• TASK OBJECTIVE
In the data below, locate each line with the word "cuerdas" and list it.

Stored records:
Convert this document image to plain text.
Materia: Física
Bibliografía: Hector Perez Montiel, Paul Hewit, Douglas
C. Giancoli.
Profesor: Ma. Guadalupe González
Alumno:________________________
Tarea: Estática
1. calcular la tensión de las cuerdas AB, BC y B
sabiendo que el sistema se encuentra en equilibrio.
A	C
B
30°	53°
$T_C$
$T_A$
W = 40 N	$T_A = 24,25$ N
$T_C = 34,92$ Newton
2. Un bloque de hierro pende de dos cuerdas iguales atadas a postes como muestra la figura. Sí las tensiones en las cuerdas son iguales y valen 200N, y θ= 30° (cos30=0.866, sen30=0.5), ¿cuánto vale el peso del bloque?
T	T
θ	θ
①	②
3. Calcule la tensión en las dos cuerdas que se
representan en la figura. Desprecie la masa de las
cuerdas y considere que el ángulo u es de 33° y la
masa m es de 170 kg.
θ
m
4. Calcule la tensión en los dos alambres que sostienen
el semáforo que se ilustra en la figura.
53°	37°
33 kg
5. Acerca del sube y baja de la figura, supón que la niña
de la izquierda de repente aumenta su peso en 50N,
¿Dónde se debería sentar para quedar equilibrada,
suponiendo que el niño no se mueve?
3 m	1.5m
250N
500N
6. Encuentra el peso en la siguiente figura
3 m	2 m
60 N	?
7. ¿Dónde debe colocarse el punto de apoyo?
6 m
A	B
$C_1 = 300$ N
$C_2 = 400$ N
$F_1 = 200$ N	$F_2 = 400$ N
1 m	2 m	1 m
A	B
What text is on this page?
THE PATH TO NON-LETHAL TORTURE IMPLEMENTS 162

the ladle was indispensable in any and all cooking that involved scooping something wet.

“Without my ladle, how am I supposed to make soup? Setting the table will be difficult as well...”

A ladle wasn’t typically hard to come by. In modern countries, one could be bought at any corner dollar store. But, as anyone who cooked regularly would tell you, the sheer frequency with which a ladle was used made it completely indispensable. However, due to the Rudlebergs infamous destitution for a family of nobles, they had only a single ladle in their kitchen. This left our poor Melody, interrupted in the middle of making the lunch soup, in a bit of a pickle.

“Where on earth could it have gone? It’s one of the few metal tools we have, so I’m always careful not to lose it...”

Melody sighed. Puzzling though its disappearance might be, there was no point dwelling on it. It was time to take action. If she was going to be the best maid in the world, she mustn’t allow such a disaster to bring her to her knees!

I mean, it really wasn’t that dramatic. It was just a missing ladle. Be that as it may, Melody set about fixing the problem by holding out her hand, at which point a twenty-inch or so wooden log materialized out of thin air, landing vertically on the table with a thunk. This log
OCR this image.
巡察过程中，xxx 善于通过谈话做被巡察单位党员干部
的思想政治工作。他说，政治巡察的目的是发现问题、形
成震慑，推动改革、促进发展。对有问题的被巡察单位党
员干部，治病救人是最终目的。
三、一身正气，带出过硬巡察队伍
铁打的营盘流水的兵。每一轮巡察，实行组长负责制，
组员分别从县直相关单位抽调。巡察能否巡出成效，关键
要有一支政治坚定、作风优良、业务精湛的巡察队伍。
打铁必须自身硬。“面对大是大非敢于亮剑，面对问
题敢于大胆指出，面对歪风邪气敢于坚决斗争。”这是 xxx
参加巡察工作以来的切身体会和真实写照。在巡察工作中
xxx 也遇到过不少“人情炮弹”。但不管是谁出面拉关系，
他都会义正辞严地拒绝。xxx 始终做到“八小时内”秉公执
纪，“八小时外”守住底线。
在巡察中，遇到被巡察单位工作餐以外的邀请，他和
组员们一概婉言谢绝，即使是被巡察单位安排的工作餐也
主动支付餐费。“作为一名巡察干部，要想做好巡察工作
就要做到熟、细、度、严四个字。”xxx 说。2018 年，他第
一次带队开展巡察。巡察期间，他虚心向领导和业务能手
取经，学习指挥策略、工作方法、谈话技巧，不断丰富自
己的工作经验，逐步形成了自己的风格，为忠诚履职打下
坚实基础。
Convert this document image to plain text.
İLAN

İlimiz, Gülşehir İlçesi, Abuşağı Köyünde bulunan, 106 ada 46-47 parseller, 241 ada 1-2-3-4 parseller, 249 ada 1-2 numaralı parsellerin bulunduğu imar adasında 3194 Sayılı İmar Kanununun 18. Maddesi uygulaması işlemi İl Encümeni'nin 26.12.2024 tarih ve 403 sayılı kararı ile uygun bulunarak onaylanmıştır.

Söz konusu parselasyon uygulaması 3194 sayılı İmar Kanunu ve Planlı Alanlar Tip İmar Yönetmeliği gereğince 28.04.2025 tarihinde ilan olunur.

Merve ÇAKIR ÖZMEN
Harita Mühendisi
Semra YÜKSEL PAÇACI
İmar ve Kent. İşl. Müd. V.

• RESULT OF THE TASK
1. calcular la tensión de las cuerdas AB, BC y B
2. Un bloque de hierro pende de dos cuerdas iguales atadas a postes como muestra la figura. Sí las tensiones en las cuerdas son iguales y valen 200N, y θ= 30° (cos30=0.866, sen30=0.5), ¿cuánto vale el peso del bloque?
3. Calcule la tensión en las dos cuerdas que se
cuerdas y considere que el ángulo u es de 33° y la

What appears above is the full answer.